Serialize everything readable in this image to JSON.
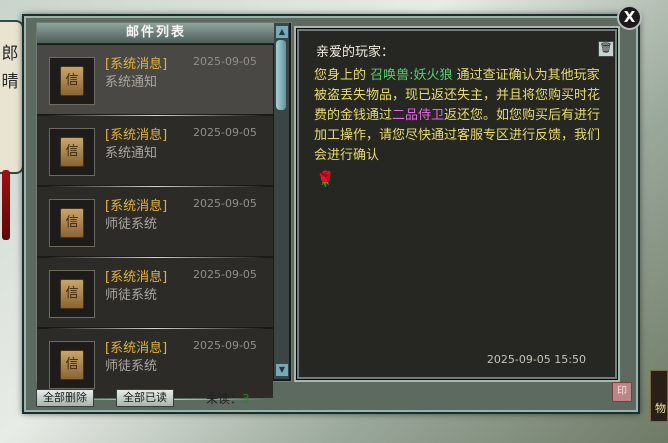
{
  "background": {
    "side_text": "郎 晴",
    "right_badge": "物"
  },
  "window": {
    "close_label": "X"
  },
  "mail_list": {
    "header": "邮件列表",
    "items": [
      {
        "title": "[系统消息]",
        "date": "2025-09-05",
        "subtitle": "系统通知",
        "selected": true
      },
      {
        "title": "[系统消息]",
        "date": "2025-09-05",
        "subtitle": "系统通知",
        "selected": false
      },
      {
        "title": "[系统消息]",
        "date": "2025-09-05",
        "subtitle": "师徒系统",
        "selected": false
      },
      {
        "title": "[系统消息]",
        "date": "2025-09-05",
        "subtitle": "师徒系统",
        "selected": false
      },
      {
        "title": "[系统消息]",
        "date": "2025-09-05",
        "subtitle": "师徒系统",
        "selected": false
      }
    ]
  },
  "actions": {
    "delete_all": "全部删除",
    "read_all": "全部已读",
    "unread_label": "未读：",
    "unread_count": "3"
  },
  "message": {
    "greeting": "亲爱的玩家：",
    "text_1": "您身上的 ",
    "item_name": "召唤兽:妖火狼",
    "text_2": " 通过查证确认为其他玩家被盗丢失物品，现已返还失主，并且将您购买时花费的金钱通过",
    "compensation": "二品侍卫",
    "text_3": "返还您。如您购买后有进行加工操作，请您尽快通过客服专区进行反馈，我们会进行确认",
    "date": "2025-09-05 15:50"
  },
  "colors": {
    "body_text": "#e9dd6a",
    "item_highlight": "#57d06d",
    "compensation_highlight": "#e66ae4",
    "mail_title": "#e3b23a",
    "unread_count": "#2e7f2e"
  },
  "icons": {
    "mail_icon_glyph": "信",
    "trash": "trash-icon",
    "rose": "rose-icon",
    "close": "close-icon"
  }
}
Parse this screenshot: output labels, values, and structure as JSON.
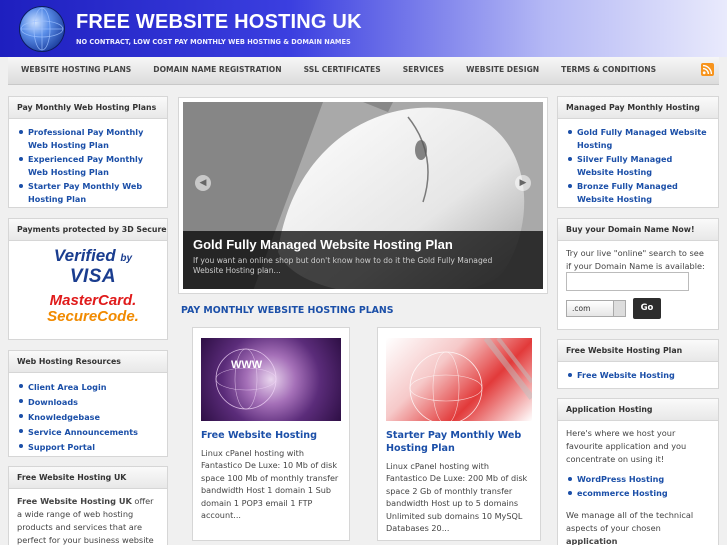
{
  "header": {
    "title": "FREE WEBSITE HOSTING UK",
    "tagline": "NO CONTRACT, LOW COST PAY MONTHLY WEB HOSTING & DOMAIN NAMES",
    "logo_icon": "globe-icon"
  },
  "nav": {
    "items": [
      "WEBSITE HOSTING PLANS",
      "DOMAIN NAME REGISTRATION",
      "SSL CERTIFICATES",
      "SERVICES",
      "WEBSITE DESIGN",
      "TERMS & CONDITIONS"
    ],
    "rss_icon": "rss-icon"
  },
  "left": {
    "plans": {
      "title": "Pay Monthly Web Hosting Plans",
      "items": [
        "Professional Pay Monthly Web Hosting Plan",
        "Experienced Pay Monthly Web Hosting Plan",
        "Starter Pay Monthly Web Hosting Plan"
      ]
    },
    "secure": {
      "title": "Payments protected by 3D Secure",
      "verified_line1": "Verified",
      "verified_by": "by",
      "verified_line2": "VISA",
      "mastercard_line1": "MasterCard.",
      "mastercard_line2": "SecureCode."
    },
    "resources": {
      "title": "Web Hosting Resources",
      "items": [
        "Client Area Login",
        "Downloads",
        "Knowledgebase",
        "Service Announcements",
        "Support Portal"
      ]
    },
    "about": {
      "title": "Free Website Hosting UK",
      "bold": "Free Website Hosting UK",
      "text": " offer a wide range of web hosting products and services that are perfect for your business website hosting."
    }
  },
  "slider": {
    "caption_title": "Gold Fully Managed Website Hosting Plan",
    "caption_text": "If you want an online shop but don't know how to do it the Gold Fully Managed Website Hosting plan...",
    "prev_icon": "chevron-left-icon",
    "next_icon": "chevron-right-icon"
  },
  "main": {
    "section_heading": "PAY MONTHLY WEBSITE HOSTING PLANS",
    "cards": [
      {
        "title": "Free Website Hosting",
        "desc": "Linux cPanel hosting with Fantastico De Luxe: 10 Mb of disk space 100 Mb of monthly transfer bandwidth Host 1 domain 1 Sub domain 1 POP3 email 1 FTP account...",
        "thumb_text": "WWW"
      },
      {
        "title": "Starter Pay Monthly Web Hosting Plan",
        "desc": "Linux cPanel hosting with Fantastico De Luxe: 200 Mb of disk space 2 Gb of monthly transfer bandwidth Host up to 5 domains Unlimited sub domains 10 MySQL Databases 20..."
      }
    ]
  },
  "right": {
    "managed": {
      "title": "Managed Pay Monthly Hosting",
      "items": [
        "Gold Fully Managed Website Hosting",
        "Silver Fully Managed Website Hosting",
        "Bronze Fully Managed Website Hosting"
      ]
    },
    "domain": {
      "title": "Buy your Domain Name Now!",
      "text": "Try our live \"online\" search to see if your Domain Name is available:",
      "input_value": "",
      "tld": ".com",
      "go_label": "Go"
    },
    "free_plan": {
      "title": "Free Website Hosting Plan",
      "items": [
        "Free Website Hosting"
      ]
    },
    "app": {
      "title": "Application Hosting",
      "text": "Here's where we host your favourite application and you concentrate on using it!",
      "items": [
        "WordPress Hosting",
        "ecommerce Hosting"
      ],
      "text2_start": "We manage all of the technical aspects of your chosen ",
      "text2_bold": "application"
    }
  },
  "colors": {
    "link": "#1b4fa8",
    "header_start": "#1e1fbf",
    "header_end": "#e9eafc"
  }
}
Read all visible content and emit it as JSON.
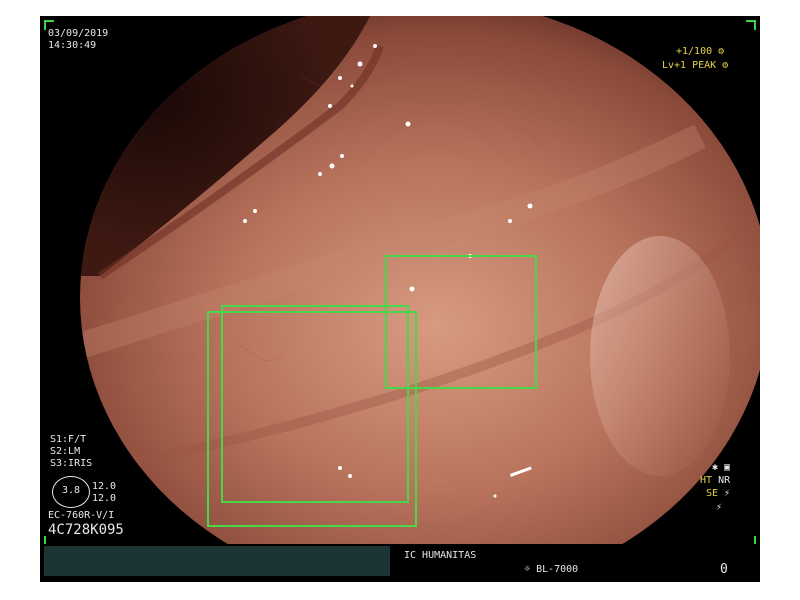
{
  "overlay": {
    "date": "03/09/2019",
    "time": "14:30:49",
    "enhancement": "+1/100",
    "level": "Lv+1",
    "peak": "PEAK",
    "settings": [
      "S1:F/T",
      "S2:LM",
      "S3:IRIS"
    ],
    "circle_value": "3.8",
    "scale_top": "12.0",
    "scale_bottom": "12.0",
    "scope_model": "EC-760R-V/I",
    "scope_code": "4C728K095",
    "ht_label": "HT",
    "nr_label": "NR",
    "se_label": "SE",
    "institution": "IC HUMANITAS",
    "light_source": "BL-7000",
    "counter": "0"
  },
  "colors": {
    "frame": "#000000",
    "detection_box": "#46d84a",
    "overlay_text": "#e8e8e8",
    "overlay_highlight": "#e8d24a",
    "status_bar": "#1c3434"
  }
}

- - -

Problem statement
Using the records above, say how many lines include the string "space". Only the number is wanted.

Solved exercise
2